— Stated exercise —
Extract the entries in their exact form.

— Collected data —
* begin *

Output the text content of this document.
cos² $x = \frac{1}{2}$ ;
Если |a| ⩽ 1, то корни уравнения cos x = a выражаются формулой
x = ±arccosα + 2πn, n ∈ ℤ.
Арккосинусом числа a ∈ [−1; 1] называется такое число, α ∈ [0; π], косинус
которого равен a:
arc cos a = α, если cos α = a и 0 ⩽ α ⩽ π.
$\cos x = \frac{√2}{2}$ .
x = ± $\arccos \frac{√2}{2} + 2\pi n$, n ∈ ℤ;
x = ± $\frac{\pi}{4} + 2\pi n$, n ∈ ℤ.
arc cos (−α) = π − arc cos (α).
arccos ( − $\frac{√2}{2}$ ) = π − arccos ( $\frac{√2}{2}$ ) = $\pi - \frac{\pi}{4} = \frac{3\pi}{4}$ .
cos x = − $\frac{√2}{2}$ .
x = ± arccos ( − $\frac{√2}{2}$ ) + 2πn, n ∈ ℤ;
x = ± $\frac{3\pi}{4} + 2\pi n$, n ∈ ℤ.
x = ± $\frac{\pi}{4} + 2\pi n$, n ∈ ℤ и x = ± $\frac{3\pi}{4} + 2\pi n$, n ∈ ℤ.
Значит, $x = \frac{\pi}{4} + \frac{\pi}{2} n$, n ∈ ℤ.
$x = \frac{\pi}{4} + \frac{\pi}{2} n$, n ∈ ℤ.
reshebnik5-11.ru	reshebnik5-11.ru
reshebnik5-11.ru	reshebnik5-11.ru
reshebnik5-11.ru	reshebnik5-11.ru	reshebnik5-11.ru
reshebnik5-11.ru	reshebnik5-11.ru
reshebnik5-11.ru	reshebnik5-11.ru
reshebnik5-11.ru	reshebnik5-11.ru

* end *

— Exercise result —
Output the text content of this document.
cos² $x = \frac{1}{2}$ ;
Если |a| ⩽ 1, то корни уравнения cos x = a выражаются формулой
x = ±arccosα + 2πn, n ∈ ℤ.
Арккосинусом числа a ∈ [−1; 1] называется такое число, α ∈ [0; π], косинус
которого равен a:
arc cos a = α, если cos α = a и 0 ⩽ α ⩽ π.
$\cos x = \frac{√2}{2}$ .
x = ± $\arccos \frac{√2}{2} + 2\pi n$, n ∈ ℤ;
x = ± $\frac{\pi}{4} + 2\pi n$, n ∈ ℤ.
arc cos (−α) = π − arc cos (α).
arccos ( − $\frac{√2}{2}$ ) = π − arccos ( $\frac{√2}{2}$ ) = $\pi - \frac{\pi}{4} = \frac{3\pi}{4}$ .
cos x = − $\frac{√2}{2}$ .
x = ± arccos ( − $\frac{√2}{2}$ ) + 2πn, n ∈ ℤ;
x = ± $\frac{3\pi}{4} + 2\pi n$, n ∈ ℤ.
x = ± $\frac{\pi}{4} + 2\pi n$, n ∈ ℤ и x = ± $\frac{3\pi}{4} + 2\pi n$, n ∈ ℤ.
Значит, $x = \frac{\pi}{4} + \frac{\pi}{2} n$, n ∈ ℤ.
$x = \frac{\pi}{4} + \frac{\pi}{2} n$, n ∈ ℤ.
reshebnik5-11.ru	reshebnik5-11.ru
reshebnik5-11.ru	reshebnik5-11.ru
reshebnik5-11.ru	reshebnik5-11.ru	reshebnik5-11.ru
reshebnik5-11.ru	reshebnik5-11.ru
reshebnik5-11.ru	reshebnik5-11.ru
reshebnik5-11.ru	reshebnik5-11.ru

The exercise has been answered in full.